## Problem statement:
Copy out each line of the data that holds the word "value".

## Entries provided:
########################################

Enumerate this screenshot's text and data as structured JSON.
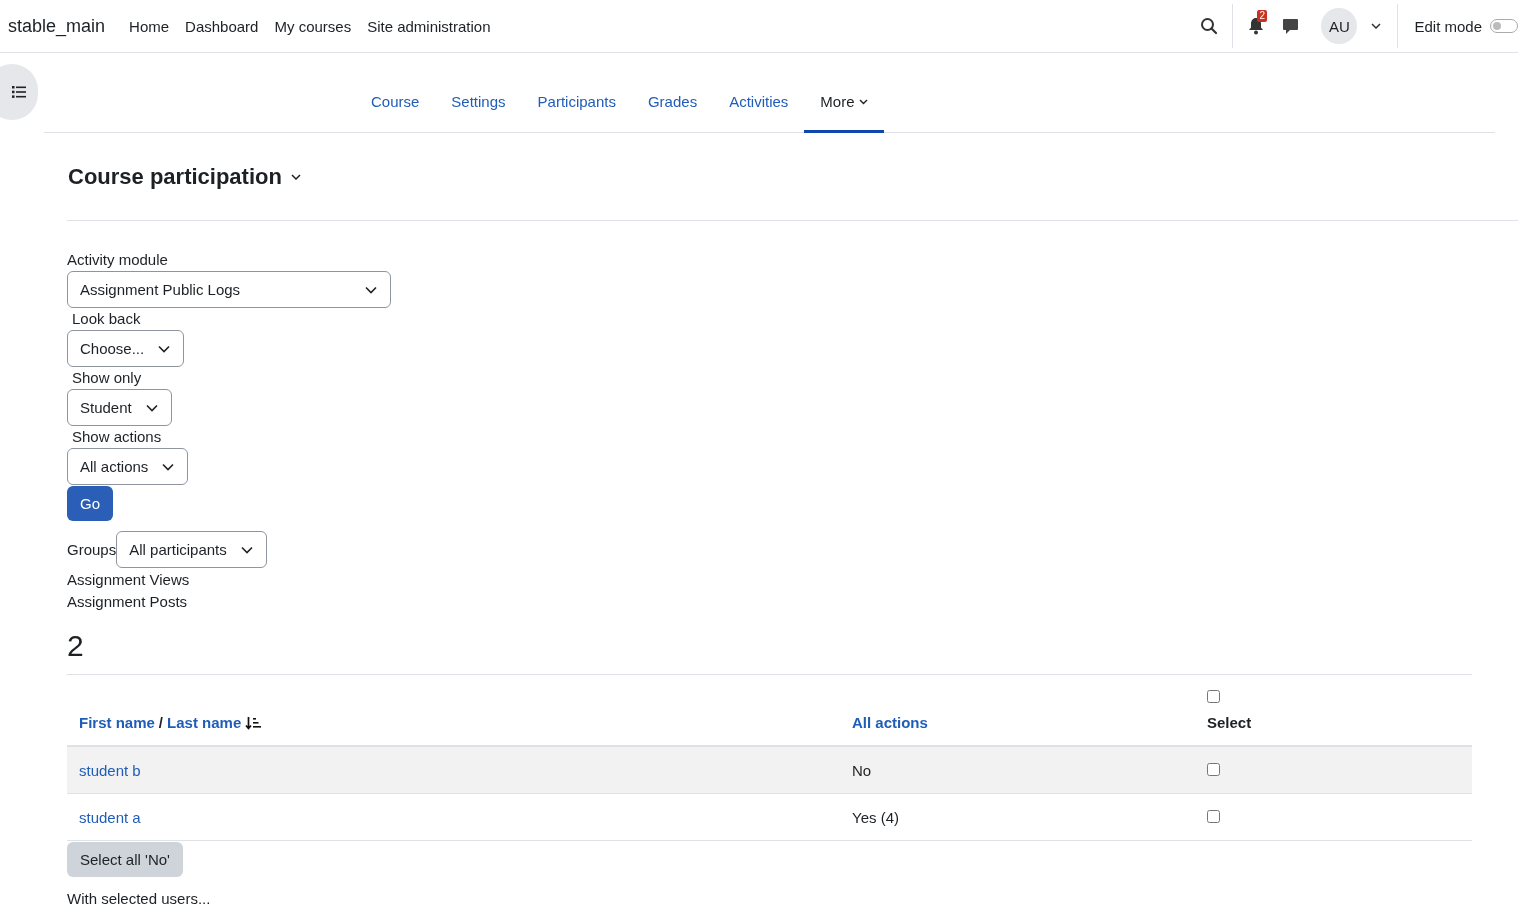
{
  "site_name": "stable_main",
  "nav": [
    {
      "label": "Home"
    },
    {
      "label": "Dashboard"
    },
    {
      "label": "My courses"
    },
    {
      "label": "Site administration"
    }
  ],
  "notifications_count": "2",
  "avatar": "AU",
  "edit_mode": {
    "label": "Edit mode",
    "on": false
  },
  "tabs": [
    {
      "label": "Course",
      "selected": false
    },
    {
      "label": "Settings",
      "selected": false
    },
    {
      "label": "Participants",
      "selected": false
    },
    {
      "label": "Grades",
      "selected": false
    },
    {
      "label": "Activities",
      "selected": false
    },
    {
      "label": "More",
      "selected": true
    }
  ],
  "page_title": "Course participation",
  "filters": [
    {
      "label": "Activity module",
      "value": "Assignment Public Logs"
    },
    {
      "label": "Look back",
      "value": "Choose..."
    },
    {
      "label": "Show only",
      "value": "Student"
    },
    {
      "label": "Show actions",
      "value": "All actions"
    }
  ],
  "go_button": "Go",
  "groups": {
    "label": "Groups",
    "value": "All participants"
  },
  "lines": [
    "Assignment Views",
    "Assignment Posts"
  ],
  "count": "2",
  "table": {
    "columns": [
      {
        "label": "First name"
      },
      {
        "label": "Last name"
      }
    ],
    "sep": "/",
    "actions_column": "All actions",
    "select_column": "Select",
    "select_all_checked": false,
    "rows": [
      {
        "name": "student b",
        "value": "No",
        "checked": false
      },
      {
        "name": "student a",
        "value": "Yes (4)",
        "checked": false
      }
    ]
  },
  "select_all_no_button": "Select all 'No'",
  "with_selected": "With selected users..."
}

########################################

## Task result:
      "value": "Assignment Public Logs"
      "value": "Choose..."
      "value": "Student"
      "value": "All actions"
    "value": "All participants"
        "value": "No",
        "value": "Yes (4)",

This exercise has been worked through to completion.